**EXERCISE DESCRIPTION**
Copy out the listing that follows, exact in every word, and skip the images.

**DATA EXTRACT**

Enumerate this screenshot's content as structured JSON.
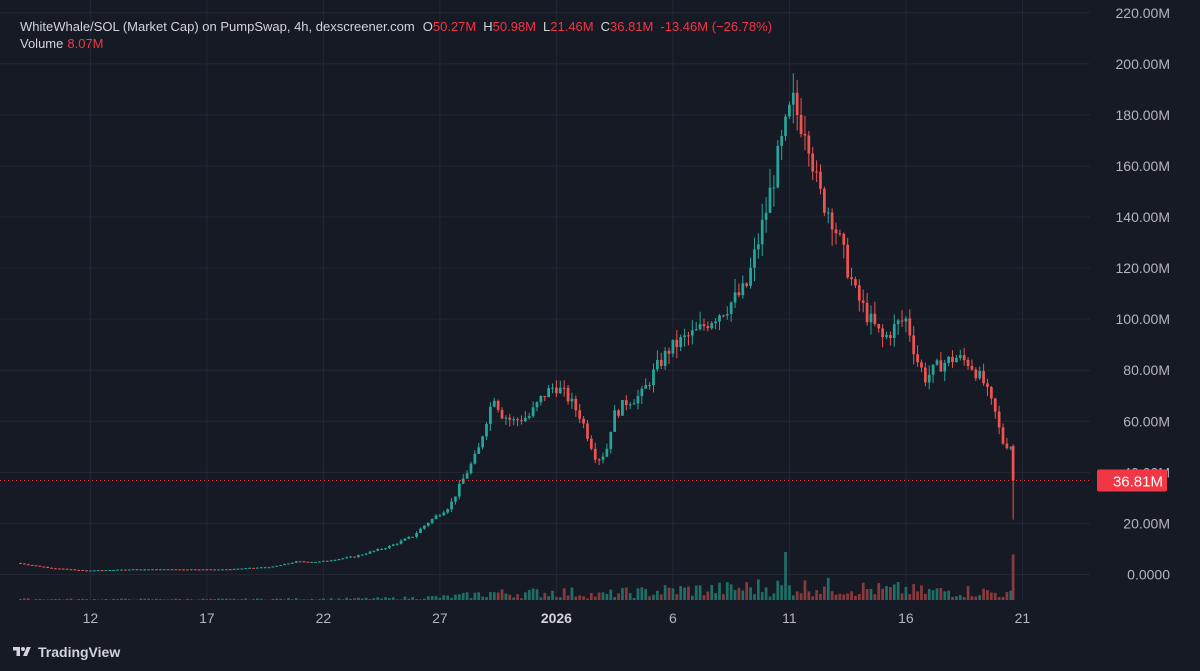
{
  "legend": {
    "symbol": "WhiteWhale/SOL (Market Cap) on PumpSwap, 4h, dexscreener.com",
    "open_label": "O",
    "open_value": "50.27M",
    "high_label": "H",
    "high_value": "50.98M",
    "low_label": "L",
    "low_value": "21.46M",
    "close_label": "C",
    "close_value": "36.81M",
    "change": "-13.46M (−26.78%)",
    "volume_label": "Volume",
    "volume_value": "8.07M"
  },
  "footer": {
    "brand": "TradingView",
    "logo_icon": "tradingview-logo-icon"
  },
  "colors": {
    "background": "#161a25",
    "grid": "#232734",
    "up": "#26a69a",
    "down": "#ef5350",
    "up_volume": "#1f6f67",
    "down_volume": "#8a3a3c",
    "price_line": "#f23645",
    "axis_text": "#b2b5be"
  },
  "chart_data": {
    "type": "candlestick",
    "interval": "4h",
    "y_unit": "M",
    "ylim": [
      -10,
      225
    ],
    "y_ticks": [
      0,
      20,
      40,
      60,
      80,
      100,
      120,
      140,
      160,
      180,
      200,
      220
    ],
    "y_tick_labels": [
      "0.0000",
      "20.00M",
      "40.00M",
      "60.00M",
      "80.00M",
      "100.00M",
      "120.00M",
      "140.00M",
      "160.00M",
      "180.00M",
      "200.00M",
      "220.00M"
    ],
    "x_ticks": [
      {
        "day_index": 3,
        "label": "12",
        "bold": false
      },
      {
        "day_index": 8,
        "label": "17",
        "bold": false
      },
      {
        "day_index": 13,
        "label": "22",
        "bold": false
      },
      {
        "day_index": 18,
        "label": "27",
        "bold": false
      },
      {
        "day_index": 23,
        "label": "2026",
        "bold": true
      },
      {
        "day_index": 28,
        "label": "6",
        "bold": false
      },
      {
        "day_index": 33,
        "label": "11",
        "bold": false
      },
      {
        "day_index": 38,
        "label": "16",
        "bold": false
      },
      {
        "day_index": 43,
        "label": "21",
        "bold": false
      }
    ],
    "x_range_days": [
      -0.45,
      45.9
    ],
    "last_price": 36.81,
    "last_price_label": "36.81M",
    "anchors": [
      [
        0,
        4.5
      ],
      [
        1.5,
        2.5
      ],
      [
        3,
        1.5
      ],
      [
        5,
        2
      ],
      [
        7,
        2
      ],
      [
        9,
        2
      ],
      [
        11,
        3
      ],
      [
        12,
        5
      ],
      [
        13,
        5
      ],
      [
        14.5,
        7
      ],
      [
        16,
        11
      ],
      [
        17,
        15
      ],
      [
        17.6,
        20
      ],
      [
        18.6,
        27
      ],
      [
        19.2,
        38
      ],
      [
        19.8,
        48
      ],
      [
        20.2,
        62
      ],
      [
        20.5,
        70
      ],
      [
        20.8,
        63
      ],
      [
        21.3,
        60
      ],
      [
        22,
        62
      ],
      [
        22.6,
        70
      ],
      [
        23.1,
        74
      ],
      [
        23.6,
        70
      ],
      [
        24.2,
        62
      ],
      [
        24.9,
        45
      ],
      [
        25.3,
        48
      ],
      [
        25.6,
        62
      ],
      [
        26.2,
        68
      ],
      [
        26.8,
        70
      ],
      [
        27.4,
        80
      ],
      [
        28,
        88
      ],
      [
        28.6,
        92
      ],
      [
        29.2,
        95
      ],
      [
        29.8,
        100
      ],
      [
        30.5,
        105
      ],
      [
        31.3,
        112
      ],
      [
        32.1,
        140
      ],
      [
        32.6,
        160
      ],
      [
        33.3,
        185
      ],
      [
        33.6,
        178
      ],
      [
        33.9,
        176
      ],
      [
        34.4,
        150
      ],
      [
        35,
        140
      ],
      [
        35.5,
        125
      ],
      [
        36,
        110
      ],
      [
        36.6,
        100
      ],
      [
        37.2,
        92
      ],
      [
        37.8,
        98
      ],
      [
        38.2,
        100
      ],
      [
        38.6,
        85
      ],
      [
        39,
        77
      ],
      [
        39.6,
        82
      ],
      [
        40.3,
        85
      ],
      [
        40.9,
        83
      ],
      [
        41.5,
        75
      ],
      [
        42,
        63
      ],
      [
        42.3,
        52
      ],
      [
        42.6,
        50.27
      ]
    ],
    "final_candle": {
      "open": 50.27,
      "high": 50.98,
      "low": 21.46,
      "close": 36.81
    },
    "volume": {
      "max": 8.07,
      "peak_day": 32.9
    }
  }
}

**WRITTEN SOLUTION**
Enumerate this screenshot's content as structured JSON.
{
  "legend": {
    "symbol": "WhiteWhale/SOL (Market Cap) on PumpSwap, 4h, dexscreener.com",
    "open_label": "O",
    "open_value": "50.27M",
    "high_label": "H",
    "high_value": "50.98M",
    "low_label": "L",
    "low_value": "21.46M",
    "close_label": "C",
    "close_value": "36.81M",
    "change": "-13.46M (−26.78%)",
    "volume_label": "Volume",
    "volume_value": "8.07M"
  },
  "footer": {
    "brand": "TradingView",
    "logo_icon": "tradingview-logo-icon"
  },
  "colors": {
    "background": "#161a25",
    "grid": "#232734",
    "up": "#26a69a",
    "down": "#ef5350",
    "up_volume": "#1f6f67",
    "down_volume": "#8a3a3c",
    "price_line": "#f23645",
    "axis_text": "#b2b5be"
  },
  "chart_data": {
    "type": "candlestick",
    "interval": "4h",
    "y_unit": "M",
    "ylim": [
      -10,
      225
    ],
    "y_ticks": [
      0,
      20,
      40,
      60,
      80,
      100,
      120,
      140,
      160,
      180,
      200,
      220
    ],
    "y_tick_labels": [
      "0.0000",
      "20.00M",
      "40.00M",
      "60.00M",
      "80.00M",
      "100.00M",
      "120.00M",
      "140.00M",
      "160.00M",
      "180.00M",
      "200.00M",
      "220.00M"
    ],
    "x_ticks": [
      {
        "day_index": 3,
        "label": "12",
        "bold": false
      },
      {
        "day_index": 8,
        "label": "17",
        "bold": false
      },
      {
        "day_index": 13,
        "label": "22",
        "bold": false
      },
      {
        "day_index": 18,
        "label": "27",
        "bold": false
      },
      {
        "day_index": 23,
        "label": "2026",
        "bold": true
      },
      {
        "day_index": 28,
        "label": "6",
        "bold": false
      },
      {
        "day_index": 33,
        "label": "11",
        "bold": false
      },
      {
        "day_index": 38,
        "label": "16",
        "bold": false
      },
      {
        "day_index": 43,
        "label": "21",
        "bold": false
      }
    ],
    "x_range_days": [
      -0.45,
      45.9
    ],
    "last_price": 36.81,
    "last_price_label": "36.81M",
    "anchors": [
      [
        0,
        4.5
      ],
      [
        1.5,
        2.5
      ],
      [
        3,
        1.5
      ],
      [
        5,
        2
      ],
      [
        7,
        2
      ],
      [
        9,
        2
      ],
      [
        11,
        3
      ],
      [
        12,
        5
      ],
      [
        13,
        5
      ],
      [
        14.5,
        7
      ],
      [
        16,
        11
      ],
      [
        17,
        15
      ],
      [
        17.6,
        20
      ],
      [
        18.6,
        27
      ],
      [
        19.2,
        38
      ],
      [
        19.8,
        48
      ],
      [
        20.2,
        62
      ],
      [
        20.5,
        70
      ],
      [
        20.8,
        63
      ],
      [
        21.3,
        60
      ],
      [
        22,
        62
      ],
      [
        22.6,
        70
      ],
      [
        23.1,
        74
      ],
      [
        23.6,
        70
      ],
      [
        24.2,
        62
      ],
      [
        24.9,
        45
      ],
      [
        25.3,
        48
      ],
      [
        25.6,
        62
      ],
      [
        26.2,
        68
      ],
      [
        26.8,
        70
      ],
      [
        27.4,
        80
      ],
      [
        28,
        88
      ],
      [
        28.6,
        92
      ],
      [
        29.2,
        95
      ],
      [
        29.8,
        100
      ],
      [
        30.5,
        105
      ],
      [
        31.3,
        112
      ],
      [
        32.1,
        140
      ],
      [
        32.6,
        160
      ],
      [
        33.3,
        185
      ],
      [
        33.6,
        178
      ],
      [
        33.9,
        176
      ],
      [
        34.4,
        150
      ],
      [
        35,
        140
      ],
      [
        35.5,
        125
      ],
      [
        36,
        110
      ],
      [
        36.6,
        100
      ],
      [
        37.2,
        92
      ],
      [
        37.8,
        98
      ],
      [
        38.2,
        100
      ],
      [
        38.6,
        85
      ],
      [
        39,
        77
      ],
      [
        39.6,
        82
      ],
      [
        40.3,
        85
      ],
      [
        40.9,
        83
      ],
      [
        41.5,
        75
      ],
      [
        42,
        63
      ],
      [
        42.3,
        52
      ],
      [
        42.6,
        50.27
      ]
    ],
    "final_candle": {
      "open": 50.27,
      "high": 50.98,
      "low": 21.46,
      "close": 36.81
    },
    "volume": {
      "max": 8.07,
      "peak_day": 32.9
    }
  }
}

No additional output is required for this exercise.